[Begin Given entries]
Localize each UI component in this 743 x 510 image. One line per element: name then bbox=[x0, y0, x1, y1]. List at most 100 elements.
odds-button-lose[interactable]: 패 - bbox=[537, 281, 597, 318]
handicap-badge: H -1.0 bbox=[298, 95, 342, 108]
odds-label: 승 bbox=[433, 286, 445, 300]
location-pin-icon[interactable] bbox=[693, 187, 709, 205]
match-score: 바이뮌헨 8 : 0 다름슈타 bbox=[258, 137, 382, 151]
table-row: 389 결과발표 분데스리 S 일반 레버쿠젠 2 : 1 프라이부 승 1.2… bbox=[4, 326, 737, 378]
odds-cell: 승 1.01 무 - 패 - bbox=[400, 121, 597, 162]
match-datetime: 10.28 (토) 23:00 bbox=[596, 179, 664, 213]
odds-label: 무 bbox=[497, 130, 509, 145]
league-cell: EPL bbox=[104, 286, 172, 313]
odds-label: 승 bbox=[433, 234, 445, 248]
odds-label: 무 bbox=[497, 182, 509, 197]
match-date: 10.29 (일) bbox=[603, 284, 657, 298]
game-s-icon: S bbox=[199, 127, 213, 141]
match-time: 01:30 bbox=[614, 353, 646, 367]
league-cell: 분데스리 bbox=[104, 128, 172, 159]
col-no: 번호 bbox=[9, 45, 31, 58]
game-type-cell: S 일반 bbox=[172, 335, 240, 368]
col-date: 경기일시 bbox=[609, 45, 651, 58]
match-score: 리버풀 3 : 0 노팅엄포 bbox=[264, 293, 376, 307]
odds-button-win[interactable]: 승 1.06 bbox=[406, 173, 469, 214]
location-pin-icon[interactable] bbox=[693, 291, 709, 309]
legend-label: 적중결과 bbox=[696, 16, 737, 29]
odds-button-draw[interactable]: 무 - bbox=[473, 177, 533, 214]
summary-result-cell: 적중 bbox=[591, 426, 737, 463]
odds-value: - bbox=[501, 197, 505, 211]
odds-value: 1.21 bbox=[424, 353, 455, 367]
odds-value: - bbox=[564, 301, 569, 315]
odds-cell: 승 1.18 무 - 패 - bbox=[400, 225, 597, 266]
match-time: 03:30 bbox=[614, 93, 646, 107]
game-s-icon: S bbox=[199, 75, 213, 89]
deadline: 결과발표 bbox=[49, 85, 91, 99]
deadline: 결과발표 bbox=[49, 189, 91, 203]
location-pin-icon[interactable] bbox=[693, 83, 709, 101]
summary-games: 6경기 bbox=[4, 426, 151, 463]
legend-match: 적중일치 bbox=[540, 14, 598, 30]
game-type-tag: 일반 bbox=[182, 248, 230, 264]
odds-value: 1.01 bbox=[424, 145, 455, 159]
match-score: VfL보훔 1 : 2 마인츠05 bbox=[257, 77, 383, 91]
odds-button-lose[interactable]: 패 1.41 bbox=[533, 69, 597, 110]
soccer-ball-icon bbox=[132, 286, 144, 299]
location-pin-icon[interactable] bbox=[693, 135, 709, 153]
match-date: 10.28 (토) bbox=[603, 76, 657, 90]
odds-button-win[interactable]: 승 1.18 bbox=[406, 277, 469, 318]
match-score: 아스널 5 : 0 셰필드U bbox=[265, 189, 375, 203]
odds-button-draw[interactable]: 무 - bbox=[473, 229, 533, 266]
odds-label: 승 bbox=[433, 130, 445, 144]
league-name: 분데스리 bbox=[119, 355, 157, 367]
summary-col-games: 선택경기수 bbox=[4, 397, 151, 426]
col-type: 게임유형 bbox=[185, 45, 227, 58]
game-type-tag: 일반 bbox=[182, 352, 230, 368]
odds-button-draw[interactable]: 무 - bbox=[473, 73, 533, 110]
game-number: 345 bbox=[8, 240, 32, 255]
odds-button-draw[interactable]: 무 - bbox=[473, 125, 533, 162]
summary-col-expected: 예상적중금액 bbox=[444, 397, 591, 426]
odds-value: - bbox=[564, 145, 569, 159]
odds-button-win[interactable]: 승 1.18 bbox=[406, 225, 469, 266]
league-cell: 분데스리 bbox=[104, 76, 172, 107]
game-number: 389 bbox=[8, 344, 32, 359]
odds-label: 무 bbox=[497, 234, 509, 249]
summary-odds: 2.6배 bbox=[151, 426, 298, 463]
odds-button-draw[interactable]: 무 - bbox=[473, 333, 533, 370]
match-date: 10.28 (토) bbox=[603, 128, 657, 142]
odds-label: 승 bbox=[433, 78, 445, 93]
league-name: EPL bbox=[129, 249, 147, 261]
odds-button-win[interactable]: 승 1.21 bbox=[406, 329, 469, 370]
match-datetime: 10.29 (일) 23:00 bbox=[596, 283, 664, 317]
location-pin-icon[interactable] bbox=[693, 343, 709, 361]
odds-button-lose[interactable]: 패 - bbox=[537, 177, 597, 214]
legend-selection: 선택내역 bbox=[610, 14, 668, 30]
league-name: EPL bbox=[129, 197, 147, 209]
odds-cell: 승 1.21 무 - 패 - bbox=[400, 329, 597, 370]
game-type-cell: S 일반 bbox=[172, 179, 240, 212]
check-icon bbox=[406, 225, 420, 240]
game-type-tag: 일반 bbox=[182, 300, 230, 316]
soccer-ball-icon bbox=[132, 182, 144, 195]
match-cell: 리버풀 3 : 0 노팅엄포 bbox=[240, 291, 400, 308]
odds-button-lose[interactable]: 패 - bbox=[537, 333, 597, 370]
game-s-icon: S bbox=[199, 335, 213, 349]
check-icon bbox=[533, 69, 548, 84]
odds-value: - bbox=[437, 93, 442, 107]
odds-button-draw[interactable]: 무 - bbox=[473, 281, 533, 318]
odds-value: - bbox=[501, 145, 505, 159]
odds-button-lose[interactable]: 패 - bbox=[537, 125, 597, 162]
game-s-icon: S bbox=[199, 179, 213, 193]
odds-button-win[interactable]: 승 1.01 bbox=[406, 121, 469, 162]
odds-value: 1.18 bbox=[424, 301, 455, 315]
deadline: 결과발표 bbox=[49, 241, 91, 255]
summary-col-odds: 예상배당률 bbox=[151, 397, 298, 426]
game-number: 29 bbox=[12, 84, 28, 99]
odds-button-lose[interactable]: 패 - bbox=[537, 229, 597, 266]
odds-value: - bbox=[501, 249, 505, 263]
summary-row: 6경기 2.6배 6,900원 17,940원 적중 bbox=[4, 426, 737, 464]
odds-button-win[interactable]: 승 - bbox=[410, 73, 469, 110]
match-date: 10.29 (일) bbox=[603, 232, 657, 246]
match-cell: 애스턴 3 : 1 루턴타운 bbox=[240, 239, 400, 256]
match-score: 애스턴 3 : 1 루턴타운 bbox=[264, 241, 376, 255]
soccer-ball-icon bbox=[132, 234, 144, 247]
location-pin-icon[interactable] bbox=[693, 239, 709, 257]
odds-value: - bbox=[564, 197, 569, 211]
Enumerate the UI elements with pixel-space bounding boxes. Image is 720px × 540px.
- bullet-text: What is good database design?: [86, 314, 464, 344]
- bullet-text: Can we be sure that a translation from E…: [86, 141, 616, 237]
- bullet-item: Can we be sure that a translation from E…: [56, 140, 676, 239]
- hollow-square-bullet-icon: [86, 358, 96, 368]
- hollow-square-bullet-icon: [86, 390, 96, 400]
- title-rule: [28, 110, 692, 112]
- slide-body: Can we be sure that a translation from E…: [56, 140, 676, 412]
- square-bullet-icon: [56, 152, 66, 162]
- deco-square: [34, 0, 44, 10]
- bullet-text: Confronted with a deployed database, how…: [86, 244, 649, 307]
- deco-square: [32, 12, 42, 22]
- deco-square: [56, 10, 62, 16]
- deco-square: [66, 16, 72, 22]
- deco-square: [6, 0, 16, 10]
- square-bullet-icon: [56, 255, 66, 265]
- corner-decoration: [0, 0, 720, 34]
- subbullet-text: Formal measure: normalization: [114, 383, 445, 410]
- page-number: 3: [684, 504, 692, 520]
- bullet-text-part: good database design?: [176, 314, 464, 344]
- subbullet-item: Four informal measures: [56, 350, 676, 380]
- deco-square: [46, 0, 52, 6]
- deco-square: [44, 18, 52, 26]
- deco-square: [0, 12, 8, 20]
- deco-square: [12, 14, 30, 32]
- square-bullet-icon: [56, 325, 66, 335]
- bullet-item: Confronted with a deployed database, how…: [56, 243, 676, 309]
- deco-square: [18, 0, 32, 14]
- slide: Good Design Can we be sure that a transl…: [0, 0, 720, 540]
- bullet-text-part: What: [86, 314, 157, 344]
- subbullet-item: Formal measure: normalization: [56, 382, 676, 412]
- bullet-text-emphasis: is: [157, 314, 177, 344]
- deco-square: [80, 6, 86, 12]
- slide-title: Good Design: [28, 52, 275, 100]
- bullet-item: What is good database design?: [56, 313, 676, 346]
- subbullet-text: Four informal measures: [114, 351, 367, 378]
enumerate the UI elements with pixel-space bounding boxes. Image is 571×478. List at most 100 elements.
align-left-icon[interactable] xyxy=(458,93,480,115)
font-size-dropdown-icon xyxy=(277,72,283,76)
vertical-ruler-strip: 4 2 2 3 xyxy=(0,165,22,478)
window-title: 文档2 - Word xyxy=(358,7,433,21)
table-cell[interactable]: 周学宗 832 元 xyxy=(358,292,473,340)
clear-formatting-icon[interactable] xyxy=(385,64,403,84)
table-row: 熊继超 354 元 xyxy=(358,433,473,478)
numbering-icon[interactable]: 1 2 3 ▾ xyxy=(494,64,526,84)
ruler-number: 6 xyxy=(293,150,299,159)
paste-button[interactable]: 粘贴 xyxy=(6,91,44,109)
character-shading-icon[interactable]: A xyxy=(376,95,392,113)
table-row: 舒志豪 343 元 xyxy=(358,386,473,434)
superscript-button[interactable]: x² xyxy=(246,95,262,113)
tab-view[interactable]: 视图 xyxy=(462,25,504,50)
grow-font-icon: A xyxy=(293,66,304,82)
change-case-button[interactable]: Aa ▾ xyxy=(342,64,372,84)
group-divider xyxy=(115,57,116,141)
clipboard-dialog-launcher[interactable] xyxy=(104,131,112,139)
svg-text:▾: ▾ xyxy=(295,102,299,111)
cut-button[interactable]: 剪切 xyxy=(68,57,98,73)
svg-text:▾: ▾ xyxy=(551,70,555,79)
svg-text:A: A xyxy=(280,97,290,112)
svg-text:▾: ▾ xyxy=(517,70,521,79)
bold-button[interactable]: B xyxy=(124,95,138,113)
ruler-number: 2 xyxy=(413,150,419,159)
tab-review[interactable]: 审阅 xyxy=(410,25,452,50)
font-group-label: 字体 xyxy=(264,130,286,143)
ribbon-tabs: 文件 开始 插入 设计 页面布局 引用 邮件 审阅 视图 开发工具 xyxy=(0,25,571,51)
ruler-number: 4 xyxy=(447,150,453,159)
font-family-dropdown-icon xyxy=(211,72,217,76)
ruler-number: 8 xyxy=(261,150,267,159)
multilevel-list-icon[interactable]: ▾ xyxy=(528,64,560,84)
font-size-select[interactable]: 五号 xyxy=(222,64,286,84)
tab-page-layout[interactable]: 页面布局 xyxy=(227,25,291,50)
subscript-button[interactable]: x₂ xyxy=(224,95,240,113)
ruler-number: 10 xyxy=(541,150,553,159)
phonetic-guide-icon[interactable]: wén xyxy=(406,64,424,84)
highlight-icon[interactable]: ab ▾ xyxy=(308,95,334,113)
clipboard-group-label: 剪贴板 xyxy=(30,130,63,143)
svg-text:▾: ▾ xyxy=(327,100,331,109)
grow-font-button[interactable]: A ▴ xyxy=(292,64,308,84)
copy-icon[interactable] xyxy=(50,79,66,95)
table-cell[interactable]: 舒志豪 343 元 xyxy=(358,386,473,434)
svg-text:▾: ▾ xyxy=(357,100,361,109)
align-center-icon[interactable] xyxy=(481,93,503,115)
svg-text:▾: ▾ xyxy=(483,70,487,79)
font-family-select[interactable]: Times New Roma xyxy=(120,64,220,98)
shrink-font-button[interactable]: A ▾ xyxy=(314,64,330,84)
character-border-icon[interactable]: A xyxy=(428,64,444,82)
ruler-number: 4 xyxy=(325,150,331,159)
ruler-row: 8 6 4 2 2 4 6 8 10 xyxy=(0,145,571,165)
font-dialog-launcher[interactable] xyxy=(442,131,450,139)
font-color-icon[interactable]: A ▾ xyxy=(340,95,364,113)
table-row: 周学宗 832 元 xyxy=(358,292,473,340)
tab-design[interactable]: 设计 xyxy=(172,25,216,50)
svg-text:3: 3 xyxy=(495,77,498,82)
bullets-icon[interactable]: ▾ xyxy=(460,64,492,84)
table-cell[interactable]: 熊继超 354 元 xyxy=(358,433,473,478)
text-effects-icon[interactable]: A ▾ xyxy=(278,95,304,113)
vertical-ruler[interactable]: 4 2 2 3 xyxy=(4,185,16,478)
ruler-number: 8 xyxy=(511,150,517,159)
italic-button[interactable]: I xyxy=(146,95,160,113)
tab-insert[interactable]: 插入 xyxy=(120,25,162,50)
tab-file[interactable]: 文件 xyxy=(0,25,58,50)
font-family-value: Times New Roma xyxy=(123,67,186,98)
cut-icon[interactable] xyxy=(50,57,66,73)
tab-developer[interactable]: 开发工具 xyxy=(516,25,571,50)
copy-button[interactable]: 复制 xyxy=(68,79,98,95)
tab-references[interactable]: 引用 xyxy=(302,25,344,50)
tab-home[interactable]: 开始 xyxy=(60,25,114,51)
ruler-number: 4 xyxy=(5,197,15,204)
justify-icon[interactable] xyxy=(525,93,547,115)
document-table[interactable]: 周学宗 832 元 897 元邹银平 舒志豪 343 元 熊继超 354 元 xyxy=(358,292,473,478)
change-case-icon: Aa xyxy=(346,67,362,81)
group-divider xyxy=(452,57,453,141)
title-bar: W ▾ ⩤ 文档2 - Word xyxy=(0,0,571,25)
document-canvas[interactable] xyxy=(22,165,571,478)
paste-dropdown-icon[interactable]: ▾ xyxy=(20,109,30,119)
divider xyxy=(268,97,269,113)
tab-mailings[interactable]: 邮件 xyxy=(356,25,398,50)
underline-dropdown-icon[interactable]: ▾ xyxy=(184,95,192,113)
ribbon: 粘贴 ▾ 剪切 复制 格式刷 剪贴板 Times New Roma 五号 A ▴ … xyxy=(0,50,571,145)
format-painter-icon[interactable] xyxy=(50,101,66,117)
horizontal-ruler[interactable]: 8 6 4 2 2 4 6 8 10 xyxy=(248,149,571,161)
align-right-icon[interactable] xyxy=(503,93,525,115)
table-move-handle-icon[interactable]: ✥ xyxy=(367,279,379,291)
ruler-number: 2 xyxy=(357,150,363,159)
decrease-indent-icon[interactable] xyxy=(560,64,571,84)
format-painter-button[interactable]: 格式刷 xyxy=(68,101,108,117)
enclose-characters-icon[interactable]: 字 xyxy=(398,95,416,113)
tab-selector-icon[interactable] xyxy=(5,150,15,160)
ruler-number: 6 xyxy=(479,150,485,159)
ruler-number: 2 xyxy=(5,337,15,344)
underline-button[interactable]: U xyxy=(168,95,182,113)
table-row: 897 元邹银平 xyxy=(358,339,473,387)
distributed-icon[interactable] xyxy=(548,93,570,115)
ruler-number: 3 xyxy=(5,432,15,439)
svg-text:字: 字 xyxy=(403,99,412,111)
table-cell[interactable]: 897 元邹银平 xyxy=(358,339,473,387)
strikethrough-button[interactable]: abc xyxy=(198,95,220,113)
[End Given entries]
List every line above that contains the string "Four". Case counts.

- subbullet-item: Four informal measures: [56, 350, 676, 380]
- subbullet-text: Four informal measures: [114, 351, 367, 378]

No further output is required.